• [What is asked]
Copy the listing verbatim, excluding any images found in it.

• [Data for this task]
****************************************

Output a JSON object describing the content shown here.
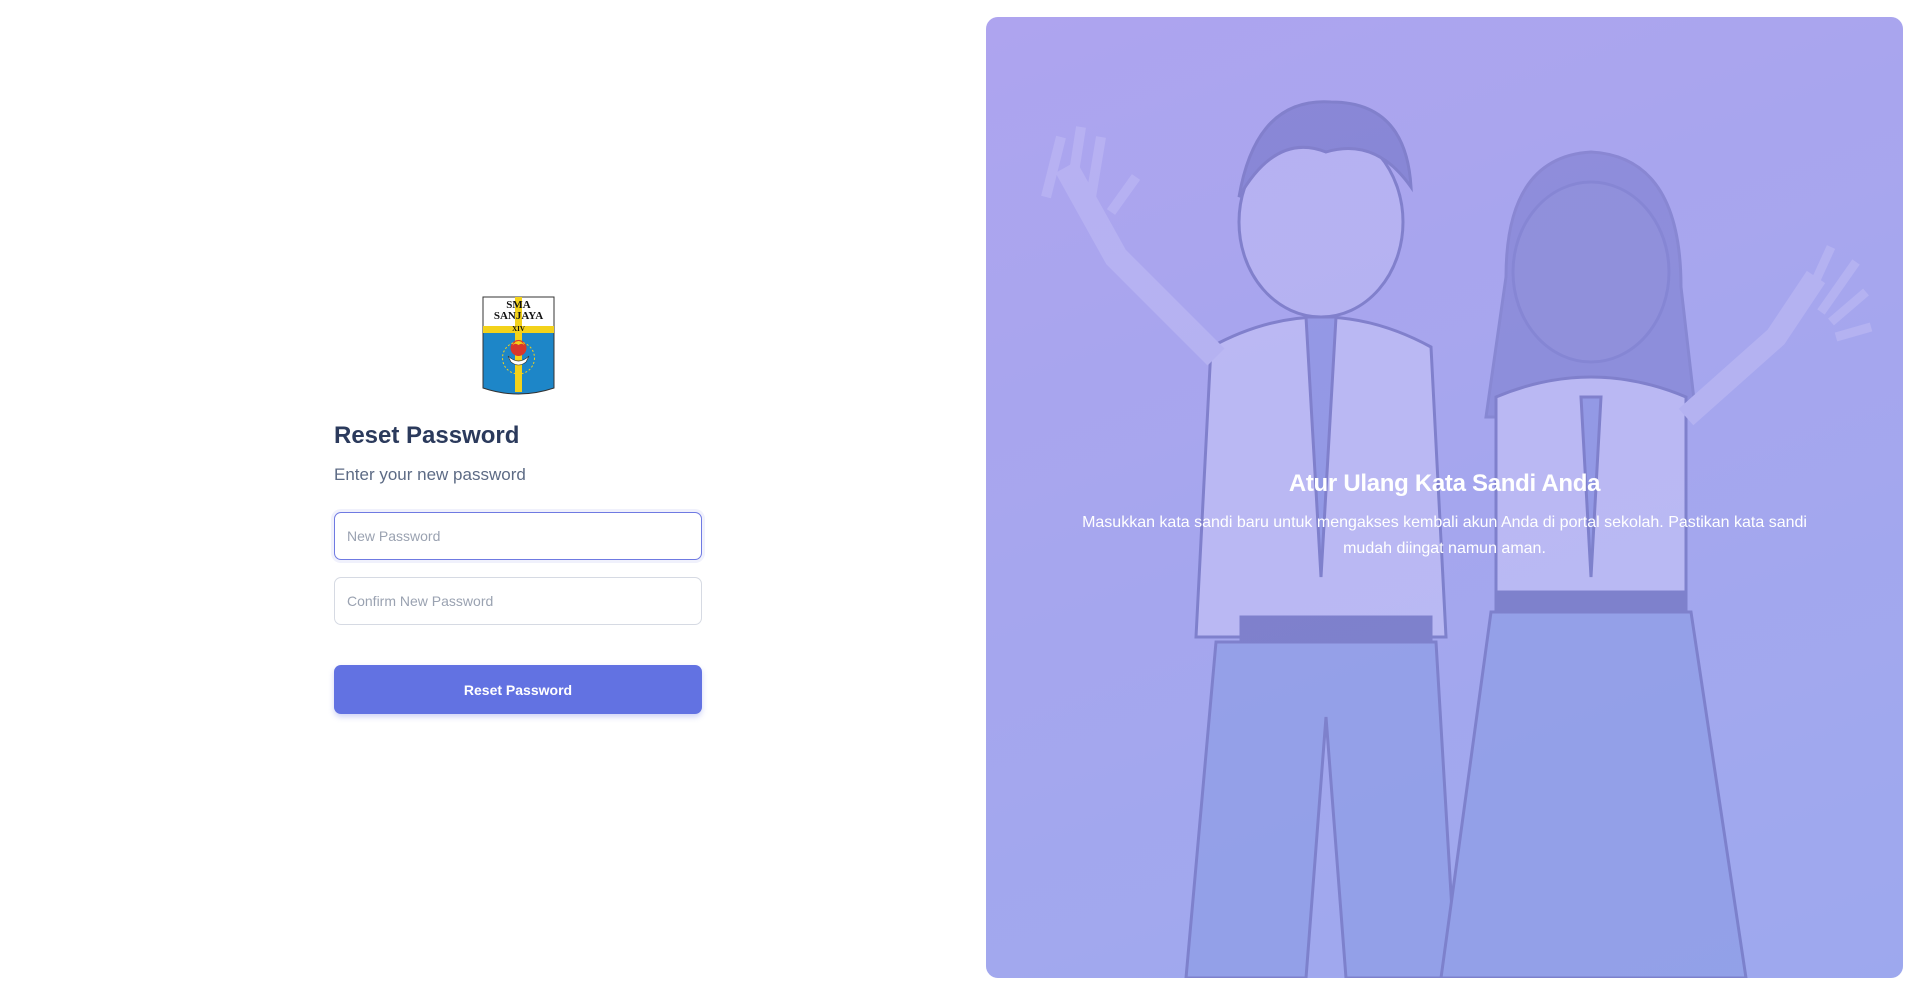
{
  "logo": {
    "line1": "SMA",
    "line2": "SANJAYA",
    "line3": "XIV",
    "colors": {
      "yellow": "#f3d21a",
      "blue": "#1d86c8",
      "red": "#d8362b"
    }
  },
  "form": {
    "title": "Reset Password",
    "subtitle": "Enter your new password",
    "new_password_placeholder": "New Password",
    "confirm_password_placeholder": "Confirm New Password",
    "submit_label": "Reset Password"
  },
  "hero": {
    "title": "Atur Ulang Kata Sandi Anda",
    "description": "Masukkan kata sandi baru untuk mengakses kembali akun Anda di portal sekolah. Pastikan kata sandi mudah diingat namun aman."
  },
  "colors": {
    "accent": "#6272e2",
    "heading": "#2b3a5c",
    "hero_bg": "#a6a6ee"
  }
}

****************************************

• [Task response]
Output a JSON object describing the content shown here.
{
  "logo": {
    "line1": "SMA",
    "line2": "SANJAYA",
    "line3": "XIV",
    "colors": {
      "yellow": "#f3d21a",
      "blue": "#1d86c8",
      "red": "#d8362b"
    }
  },
  "form": {
    "title": "Reset Password",
    "subtitle": "Enter your new password",
    "new_password_placeholder": "New Password",
    "confirm_password_placeholder": "Confirm New Password",
    "submit_label": "Reset Password"
  },
  "hero": {
    "title": "Atur Ulang Kata Sandi Anda",
    "description": "Masukkan kata sandi baru untuk mengakses kembali akun Anda di portal sekolah. Pastikan kata sandi mudah diingat namun aman."
  },
  "colors": {
    "accent": "#6272e2",
    "heading": "#2b3a5c",
    "hero_bg": "#a6a6ee"
  }
}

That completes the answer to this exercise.